- [Task description]: Scan the listing and work out how many lines contain the word "Theory". Nothing but the number should be given.

- [Working data]:

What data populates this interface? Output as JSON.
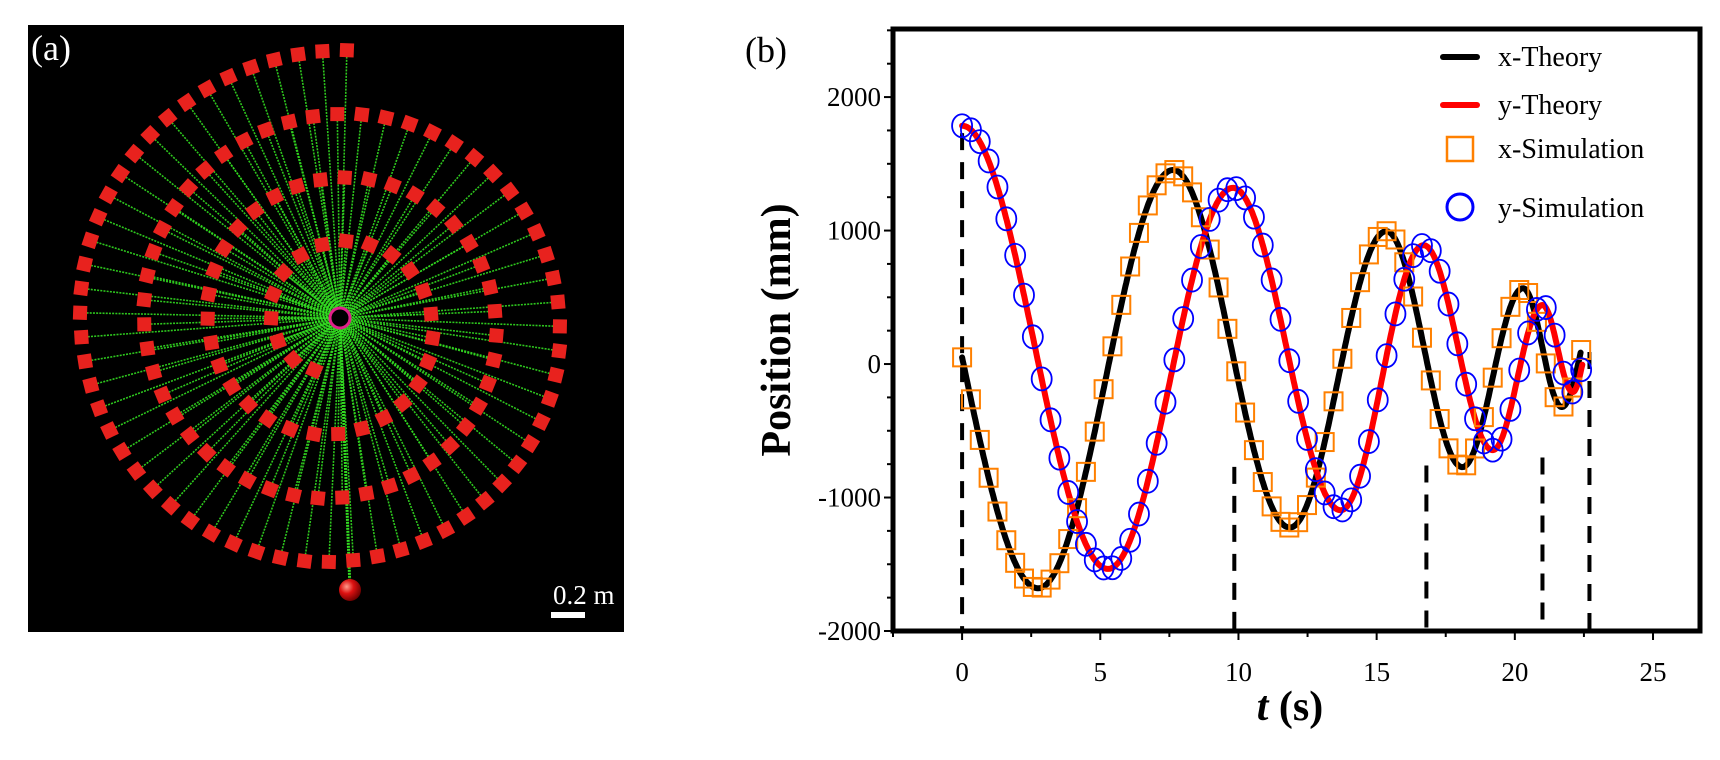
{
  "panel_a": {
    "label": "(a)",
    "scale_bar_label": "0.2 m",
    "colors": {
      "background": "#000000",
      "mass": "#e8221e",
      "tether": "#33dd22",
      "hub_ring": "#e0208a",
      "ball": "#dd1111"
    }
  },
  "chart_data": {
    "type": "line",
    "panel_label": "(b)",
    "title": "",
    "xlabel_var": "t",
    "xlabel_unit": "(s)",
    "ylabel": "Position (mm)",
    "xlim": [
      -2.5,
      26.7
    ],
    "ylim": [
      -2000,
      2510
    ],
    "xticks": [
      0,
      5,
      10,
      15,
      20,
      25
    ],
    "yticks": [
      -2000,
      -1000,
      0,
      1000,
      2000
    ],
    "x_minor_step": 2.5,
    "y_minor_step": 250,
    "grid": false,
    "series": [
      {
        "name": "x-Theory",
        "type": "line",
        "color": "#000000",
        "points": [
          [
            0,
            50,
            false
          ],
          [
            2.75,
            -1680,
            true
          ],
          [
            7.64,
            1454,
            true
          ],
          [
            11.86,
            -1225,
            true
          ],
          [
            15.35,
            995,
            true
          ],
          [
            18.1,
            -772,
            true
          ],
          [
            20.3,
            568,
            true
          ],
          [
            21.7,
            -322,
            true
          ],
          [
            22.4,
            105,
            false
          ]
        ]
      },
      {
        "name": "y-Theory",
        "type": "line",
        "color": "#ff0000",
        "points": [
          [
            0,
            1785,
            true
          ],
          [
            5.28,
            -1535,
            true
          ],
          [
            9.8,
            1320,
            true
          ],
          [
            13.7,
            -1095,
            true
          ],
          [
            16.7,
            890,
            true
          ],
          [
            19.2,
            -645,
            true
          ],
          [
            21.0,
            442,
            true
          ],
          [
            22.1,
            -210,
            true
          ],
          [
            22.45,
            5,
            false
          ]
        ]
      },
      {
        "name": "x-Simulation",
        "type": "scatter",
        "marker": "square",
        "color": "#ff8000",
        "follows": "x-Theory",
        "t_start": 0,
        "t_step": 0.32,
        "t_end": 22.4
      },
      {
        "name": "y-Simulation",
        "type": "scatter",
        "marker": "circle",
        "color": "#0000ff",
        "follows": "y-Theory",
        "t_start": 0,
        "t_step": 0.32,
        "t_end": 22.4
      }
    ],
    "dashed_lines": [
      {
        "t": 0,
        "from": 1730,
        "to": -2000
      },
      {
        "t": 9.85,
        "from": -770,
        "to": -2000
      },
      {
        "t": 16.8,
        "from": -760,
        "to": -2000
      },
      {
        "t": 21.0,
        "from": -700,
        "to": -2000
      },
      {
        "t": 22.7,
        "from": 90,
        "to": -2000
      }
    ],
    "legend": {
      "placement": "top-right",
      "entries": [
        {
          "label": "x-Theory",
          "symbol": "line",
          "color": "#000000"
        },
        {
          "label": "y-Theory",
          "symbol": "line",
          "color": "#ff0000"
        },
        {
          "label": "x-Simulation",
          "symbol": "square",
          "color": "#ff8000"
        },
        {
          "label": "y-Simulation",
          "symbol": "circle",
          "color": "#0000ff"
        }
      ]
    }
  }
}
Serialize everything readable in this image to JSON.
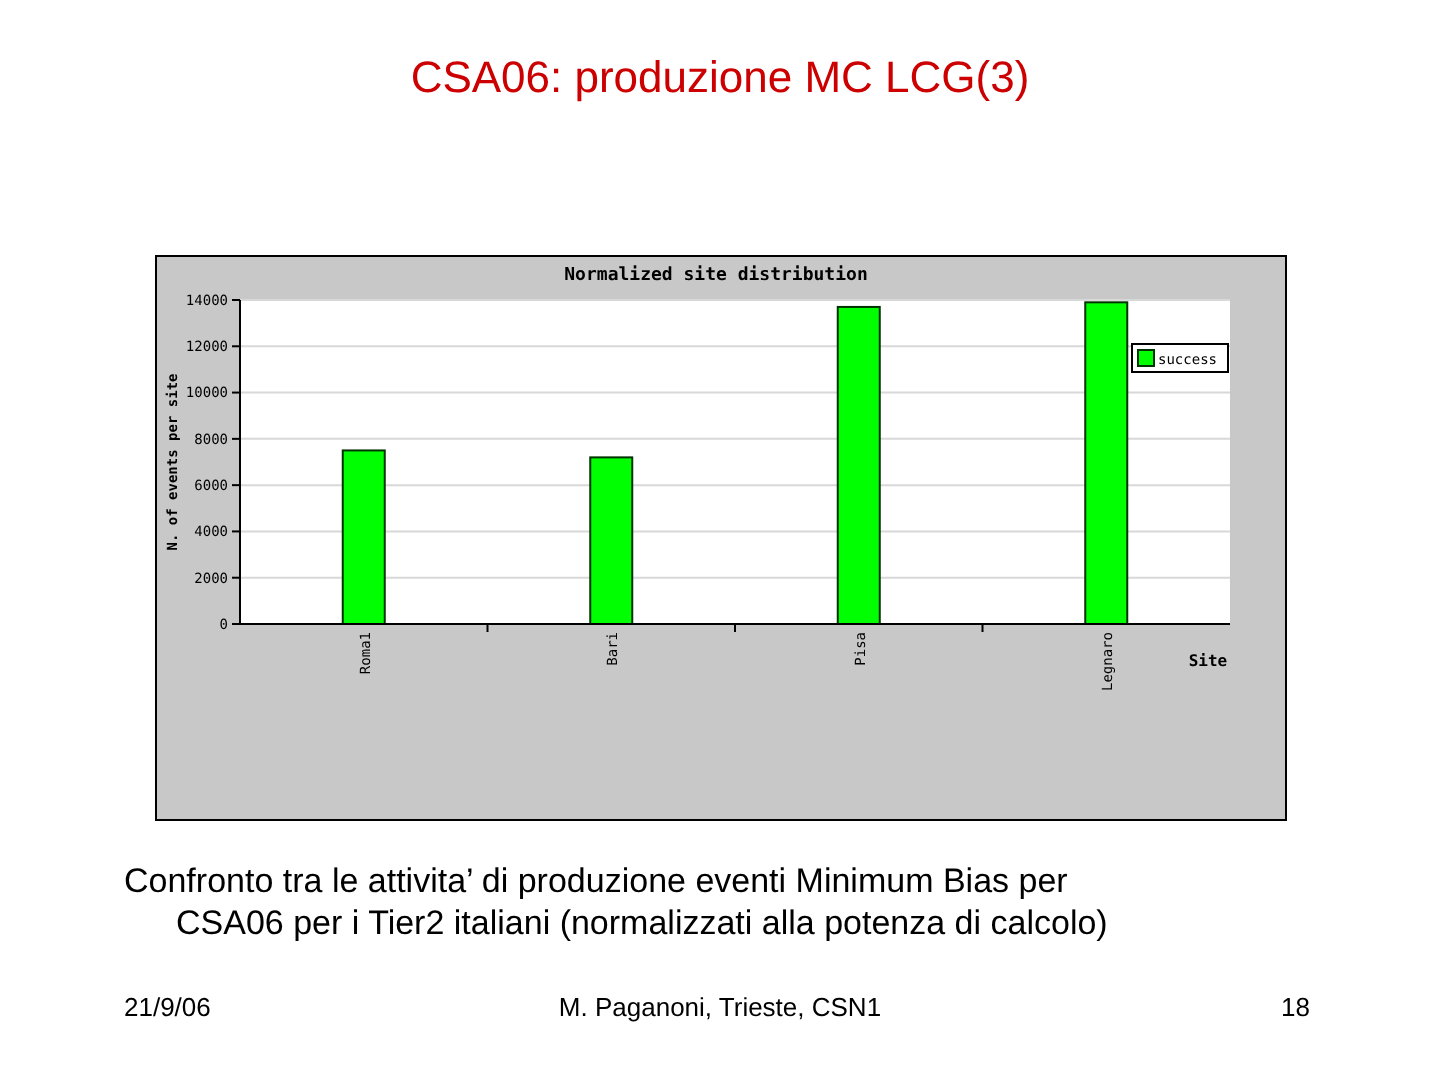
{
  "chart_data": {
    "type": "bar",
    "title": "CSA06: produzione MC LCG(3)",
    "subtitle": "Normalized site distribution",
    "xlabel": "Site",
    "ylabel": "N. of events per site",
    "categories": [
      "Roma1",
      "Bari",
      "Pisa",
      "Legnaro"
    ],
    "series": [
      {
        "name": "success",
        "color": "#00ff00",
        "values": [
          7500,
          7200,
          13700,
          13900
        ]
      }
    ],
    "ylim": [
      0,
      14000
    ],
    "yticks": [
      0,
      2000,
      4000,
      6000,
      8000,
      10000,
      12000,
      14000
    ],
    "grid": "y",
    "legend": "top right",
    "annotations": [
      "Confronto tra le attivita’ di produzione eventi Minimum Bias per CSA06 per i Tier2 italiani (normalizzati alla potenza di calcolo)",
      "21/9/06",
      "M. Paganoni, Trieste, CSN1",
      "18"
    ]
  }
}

- [Written response]: 6